* The task:
Every line below should be repeated exactly.

* Material shown:
★ ★ ★ ★ ★ ★ ★
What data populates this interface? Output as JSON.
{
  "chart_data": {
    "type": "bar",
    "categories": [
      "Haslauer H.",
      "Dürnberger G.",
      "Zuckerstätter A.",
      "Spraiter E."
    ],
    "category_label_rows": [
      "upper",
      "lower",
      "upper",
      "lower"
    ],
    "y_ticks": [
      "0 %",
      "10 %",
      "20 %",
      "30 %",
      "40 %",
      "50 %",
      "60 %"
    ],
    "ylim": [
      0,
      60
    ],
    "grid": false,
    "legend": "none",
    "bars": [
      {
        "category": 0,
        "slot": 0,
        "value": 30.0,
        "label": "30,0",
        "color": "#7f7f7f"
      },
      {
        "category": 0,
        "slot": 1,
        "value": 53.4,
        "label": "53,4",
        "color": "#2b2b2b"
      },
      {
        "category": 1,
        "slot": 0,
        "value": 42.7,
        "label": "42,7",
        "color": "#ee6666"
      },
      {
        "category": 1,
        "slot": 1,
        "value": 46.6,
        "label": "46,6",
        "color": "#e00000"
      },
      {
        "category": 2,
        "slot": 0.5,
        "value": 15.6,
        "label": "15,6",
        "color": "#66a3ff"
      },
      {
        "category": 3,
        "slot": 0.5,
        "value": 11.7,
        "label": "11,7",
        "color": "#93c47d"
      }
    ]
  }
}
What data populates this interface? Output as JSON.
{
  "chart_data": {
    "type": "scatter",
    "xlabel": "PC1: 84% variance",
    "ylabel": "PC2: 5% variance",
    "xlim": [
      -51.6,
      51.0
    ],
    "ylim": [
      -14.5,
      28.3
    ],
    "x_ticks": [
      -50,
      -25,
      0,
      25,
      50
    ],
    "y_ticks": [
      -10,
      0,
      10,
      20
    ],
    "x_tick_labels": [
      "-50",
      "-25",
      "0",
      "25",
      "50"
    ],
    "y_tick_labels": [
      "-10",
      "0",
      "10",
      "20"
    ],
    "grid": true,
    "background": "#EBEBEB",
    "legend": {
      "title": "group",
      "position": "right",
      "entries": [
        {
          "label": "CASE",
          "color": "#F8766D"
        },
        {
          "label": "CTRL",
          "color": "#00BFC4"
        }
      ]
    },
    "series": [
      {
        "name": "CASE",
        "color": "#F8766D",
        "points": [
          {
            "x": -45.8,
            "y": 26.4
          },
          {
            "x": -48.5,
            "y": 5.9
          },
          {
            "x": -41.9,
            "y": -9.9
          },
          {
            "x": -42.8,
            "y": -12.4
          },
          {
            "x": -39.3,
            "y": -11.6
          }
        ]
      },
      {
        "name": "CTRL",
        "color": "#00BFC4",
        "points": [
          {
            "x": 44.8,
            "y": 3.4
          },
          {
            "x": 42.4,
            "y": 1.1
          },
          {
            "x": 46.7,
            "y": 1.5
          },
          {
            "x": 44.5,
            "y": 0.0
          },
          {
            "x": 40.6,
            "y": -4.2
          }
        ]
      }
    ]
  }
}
★ ★ ★ ★ ★ ★ ★
* The completed task:
What data populates this interface? Output as JSON.
{
  "chart_data": {
    "type": "bar",
    "categories": [
      "Haslauer H.",
      "Dürnberger G.",
      "Zuckerstätter A.",
      "Spraiter E."
    ],
    "category_label_rows": [
      "upper",
      "lower",
      "upper",
      "lower"
    ],
    "y_ticks": [
      "0 %",
      "10 %",
      "20 %",
      "30 %",
      "40 %",
      "50 %",
      "60 %"
    ],
    "ylim": [
      0,
      60
    ],
    "grid": false,
    "legend": "none",
    "bars": [
      {
        "category": 0,
        "slot": 0,
        "value": 30.0,
        "label": "30,0",
        "color": "#7f7f7f"
      },
      {
        "category": 0,
        "slot": 1,
        "value": 53.4,
        "label": "53,4",
        "color": "#2b2b2b"
      },
      {
        "category": 1,
        "slot": 0,
        "value": 42.7,
        "label": "42,7",
        "color": "#ee6666"
      },
      {
        "category": 1,
        "slot": 1,
        "value": 46.6,
        "label": "46,6",
        "color": "#e00000"
      },
      {
        "category": 2,
        "slot": 0.5,
        "value": 15.6,
        "label": "15,6",
        "color": "#66a3ff"
      },
      {
        "category": 3,
        "slot": 0.5,
        "value": 11.7,
        "label": "11,7",
        "color": "#93c47d"
      }
    ]
  }
}
What data populates this interface? Output as JSON.
{
  "chart_data": {
    "type": "scatter",
    "xlabel": "PC1: 84% variance",
    "ylabel": "PC2: 5% variance",
    "xlim": [
      -51.6,
      51.0
    ],
    "ylim": [
      -14.5,
      28.3
    ],
    "x_ticks": [
      -50,
      -25,
      0,
      25,
      50
    ],
    "y_ticks": [
      -10,
      0,
      10,
      20
    ],
    "x_tick_labels": [
      "-50",
      "-25",
      "0",
      "25",
      "50"
    ],
    "y_tick_labels": [
      "-10",
      "0",
      "10",
      "20"
    ],
    "grid": true,
    "background": "#EBEBEB",
    "legend": {
      "title": "group",
      "position": "right",
      "entries": [
        {
          "label": "CASE",
          "color": "#F8766D"
        },
        {
          "label": "CTRL",
          "color": "#00BFC4"
        }
      ]
    },
    "series": [
      {
        "name": "CASE",
        "color": "#F8766D",
        "points": [
          {
            "x": -45.8,
            "y": 26.4
          },
          {
            "x": -48.5,
            "y": 5.9
          },
          {
            "x": -41.9,
            "y": -9.9
          },
          {
            "x": -42.8,
            "y": -12.4
          },
          {
            "x": -39.3,
            "y": -11.6
          }
        ]
      },
      {
        "name": "CTRL",
        "color": "#00BFC4",
        "points": [
          {
            "x": 44.8,
            "y": 3.4
          },
          {
            "x": 42.4,
            "y": 1.1
          },
          {
            "x": 46.7,
            "y": 1.5
          },
          {
            "x": 44.5,
            "y": 0.0
          },
          {
            "x": 40.6,
            "y": -4.2
          }
        ]
      }
    ]
  }
}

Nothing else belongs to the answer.